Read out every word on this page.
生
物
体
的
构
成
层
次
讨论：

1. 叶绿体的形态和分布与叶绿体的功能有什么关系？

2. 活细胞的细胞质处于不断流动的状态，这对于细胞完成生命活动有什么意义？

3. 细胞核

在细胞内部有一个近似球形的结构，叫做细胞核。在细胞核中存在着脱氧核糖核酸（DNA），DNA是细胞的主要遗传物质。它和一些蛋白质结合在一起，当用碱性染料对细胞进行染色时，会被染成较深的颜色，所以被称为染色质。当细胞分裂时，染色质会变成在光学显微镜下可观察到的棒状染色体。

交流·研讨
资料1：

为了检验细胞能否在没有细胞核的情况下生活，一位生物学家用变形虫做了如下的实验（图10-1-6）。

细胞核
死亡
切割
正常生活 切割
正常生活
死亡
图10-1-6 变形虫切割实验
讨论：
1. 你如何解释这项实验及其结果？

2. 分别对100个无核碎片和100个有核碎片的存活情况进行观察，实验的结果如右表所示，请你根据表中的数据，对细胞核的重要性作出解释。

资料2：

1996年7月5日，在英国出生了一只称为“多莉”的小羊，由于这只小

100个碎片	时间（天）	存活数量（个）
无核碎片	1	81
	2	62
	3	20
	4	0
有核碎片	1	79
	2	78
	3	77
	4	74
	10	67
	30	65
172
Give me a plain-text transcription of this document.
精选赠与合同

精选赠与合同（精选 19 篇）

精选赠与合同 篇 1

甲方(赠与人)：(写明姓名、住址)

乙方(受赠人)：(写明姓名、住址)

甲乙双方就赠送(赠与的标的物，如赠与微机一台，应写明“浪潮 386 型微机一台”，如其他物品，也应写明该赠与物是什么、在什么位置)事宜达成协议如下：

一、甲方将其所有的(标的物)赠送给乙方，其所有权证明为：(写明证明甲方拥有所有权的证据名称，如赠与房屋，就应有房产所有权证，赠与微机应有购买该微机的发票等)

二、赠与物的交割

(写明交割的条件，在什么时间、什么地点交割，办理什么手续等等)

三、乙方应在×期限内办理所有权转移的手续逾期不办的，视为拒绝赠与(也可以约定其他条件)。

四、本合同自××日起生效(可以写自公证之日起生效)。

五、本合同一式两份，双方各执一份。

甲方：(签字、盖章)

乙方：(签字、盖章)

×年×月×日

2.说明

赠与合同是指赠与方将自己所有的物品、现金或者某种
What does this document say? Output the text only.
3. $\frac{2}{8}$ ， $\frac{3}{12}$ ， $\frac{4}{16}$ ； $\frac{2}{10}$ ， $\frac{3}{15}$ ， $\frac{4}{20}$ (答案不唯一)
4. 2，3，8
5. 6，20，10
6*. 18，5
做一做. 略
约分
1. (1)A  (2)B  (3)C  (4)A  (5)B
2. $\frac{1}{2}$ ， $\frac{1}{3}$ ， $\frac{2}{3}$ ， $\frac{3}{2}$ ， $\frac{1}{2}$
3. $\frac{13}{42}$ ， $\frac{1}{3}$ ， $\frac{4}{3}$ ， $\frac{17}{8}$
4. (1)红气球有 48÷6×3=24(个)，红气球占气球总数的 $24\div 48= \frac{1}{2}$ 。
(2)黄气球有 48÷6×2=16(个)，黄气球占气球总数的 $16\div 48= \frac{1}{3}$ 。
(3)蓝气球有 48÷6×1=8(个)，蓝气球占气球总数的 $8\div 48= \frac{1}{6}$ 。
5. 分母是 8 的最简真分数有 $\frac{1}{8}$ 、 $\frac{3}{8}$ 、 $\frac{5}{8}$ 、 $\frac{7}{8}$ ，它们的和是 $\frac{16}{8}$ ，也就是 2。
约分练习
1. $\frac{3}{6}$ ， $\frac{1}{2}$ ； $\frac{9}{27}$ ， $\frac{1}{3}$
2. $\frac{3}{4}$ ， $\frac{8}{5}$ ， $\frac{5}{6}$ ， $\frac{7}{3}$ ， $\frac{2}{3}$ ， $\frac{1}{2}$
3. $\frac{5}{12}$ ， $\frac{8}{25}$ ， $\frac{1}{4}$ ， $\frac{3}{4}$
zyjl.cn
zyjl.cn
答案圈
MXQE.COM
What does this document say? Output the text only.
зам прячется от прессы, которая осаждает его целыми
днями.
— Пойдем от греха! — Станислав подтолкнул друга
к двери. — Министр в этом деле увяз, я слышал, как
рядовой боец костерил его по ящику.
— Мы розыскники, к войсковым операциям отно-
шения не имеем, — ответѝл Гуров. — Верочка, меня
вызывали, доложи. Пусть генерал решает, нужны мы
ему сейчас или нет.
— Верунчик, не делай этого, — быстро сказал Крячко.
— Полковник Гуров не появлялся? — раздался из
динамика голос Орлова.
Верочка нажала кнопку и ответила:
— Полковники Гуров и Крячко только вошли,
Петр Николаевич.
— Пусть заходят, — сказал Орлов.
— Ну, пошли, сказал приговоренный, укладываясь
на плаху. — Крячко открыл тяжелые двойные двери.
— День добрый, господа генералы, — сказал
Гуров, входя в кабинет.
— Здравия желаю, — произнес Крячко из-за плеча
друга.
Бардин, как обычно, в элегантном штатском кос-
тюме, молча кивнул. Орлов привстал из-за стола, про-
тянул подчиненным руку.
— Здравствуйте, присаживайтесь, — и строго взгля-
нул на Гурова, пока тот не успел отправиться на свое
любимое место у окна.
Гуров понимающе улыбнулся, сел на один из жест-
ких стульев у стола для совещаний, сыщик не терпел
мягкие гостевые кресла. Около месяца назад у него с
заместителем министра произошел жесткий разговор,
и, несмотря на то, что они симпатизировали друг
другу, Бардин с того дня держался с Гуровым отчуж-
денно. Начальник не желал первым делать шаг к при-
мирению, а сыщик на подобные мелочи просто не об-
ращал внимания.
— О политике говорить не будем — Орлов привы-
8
########################################
- _REQUEST_
Each record above should be repeated exactly as it appears.

- _EXERCISE RESPONSE_
Read out every word on this page.
生
物
体
的
构
成
层
次
讨论：

1. 叶绿体的形态和分布与叶绿体的功能有什么关系？

2. 活细胞的细胞质处于不断流动的状态，这对于细胞完成生命活动有什么意义？

3. 细胞核

在细胞内部有一个近似球形的结构，叫做细胞核。在细胞核中存在着脱氧核糖核酸（DNA），DNA是细胞的主要遗传物质。它和一些蛋白质结合在一起，当用碱性染料对细胞进行染色时，会被染成较深的颜色，所以被称为染色质。当细胞分裂时，染色质会变成在光学显微镜下可观察到的棒状染色体。

交流·研讨
资料1：

为了检验细胞能否在没有细胞核的情况下生活，一位生物学家用变形虫做了如下的实验（图10-1-6）。

细胞核
死亡
切割
正常生活 切割
正常生活
死亡
图10-1-6 变形虫切割实验
讨论：
1. 你如何解释这项实验及其结果？

2. 分别对100个无核碎片和100个有核碎片的存活情况进行观察，实验的结果如右表所示，请你根据表中的数据，对细胞核的重要性作出解释。

资料2：

1996年7月5日，在英国出生了一只称为“多莉”的小羊，由于这只小

100个碎片	时间（天）	存活数量（个）
无核碎片	1	81
	2	62
	3	20
	4	0
有核碎片	1	79
	2	78
	3	77
	4	74
	10	67
	30	65
172
Give me a plain-text transcription of this document.
精选赠与合同

精选赠与合同（精选 19 篇）

精选赠与合同 篇 1

甲方(赠与人)：(写明姓名、住址)

乙方(受赠人)：(写明姓名、住址)

甲乙双方就赠送(赠与的标的物，如赠与微机一台，应写明“浪潮 386 型微机一台”，如其他物品，也应写明该赠与物是什么、在什么位置)事宜达成协议如下：

一、甲方将其所有的(标的物)赠送给乙方，其所有权证明为：(写明证明甲方拥有所有权的证据名称，如赠与房屋，就应有房产所有权证，赠与微机应有购买该微机的发票等)

二、赠与物的交割

(写明交割的条件，在什么时间、什么地点交割，办理什么手续等等)

三、乙方应在×期限内办理所有权转移的手续逾期不办的，视为拒绝赠与(也可以约定其他条件)。

四、本合同自××日起生效(可以写自公证之日起生效)。

五、本合同一式两份，双方各执一份。

甲方：(签字、盖章)

乙方：(签字、盖章)

×年×月×日

2.说明

赠与合同是指赠与方将自己所有的物品、现金或者某种
What does this document say? Output the text only.
3. $\frac{2}{8}$ ， $\frac{3}{12}$ ， $\frac{4}{16}$ ； $\frac{2}{10}$ ， $\frac{3}{15}$ ， $\frac{4}{20}$ (答案不唯一)
4. 2，3，8
5. 6，20，10
6*. 18，5
做一做. 略
约分
1. (1)A  (2)B  (3)C  (4)A  (5)B
2. $\frac{1}{2}$ ， $\frac{1}{3}$ ， $\frac{2}{3}$ ， $\frac{3}{2}$ ， $\frac{1}{2}$
3. $\frac{13}{42}$ ， $\frac{1}{3}$ ， $\frac{4}{3}$ ， $\frac{17}{8}$
4. (1)红气球有 48÷6×3=24(个)，红气球占气球总数的 $24\div 48= \frac{1}{2}$ 。
(2)黄气球有 48÷6×2=16(个)，黄气球占气球总数的 $16\div 48= \frac{1}{3}$ 。
(3)蓝气球有 48÷6×1=8(个)，蓝气球占气球总数的 $8\div 48= \frac{1}{6}$ 。
5. 分母是 8 的最简真分数有 $\frac{1}{8}$ 、 $\frac{3}{8}$ 、 $\frac{5}{8}$ 、 $\frac{7}{8}$ ，它们的和是 $\frac{16}{8}$ ，也就是 2。
约分练习
1. $\frac{3}{6}$ ， $\frac{1}{2}$ ； $\frac{9}{27}$ ， $\frac{1}{3}$
2. $\frac{3}{4}$ ， $\frac{8}{5}$ ， $\frac{5}{6}$ ， $\frac{7}{3}$ ， $\frac{2}{3}$ ， $\frac{1}{2}$
3. $\frac{5}{12}$ ， $\frac{8}{25}$ ， $\frac{1}{4}$ ， $\frac{3}{4}$
zyjl.cn
zyjl.cn
答案圈
MXQE.COM
What does this document say? Output the text only.
зам прячется от прессы, которая осаждает его целыми
днями.
— Пойдем от греха! — Станислав подтолкнул друга
к двери. — Министр в этом деле увяз, я слышал, как
рядовой боец костерил его по ящику.
— Мы розыскники, к войсковым операциям отно-
шения не имеем, — ответѝл Гуров. — Верочка, меня
вызывали, доложи. Пусть генерал решает, нужны мы
ему сейчас или нет.
— Верунчик, не делай этого, — быстро сказал Крячко.
— Полковник Гуров не появлялся? — раздался из
динамика голос Орлова.
Верочка нажала кнопку и ответила:
— Полковники Гуров и Крячко только вошли,
Петр Николаевич.
— Пусть заходят, — сказал Орлов.
— Ну, пошли, сказал приговоренный, укладываясь
на плаху. — Крячко открыл тяжелые двойные двери.
— День добрый, господа генералы, — сказал
Гуров, входя в кабинет.
— Здравия желаю, — произнес Крячко из-за плеча
друга.
Бардин, как обычно, в элегантном штатском кос-
тюме, молча кивнул. Орлов привстал из-за стола, про-
тянул подчиненным руку.
— Здравствуйте, присаживайтесь, — и строго взгля-
нул на Гурова, пока тот не успел отправиться на свое
любимое место у окна.
Гуров понимающе улыбнулся, сел на один из жест-
ких стульев у стола для совещаний, сыщик не терпел
мягкие гостевые кресла. Около месяца назад у него с
заместителем министра произошел жесткий разговор,
и, несмотря на то, что они симпатизировали друг
другу, Бардин с того дня держался с Гуровым отчуж-
денно. Начальник не желал первым делать шаг к при-
мирению, а сыщик на подобные мелочи просто не об-
ращал внимания.
— О политике говорить не будем — Орлов привы-
8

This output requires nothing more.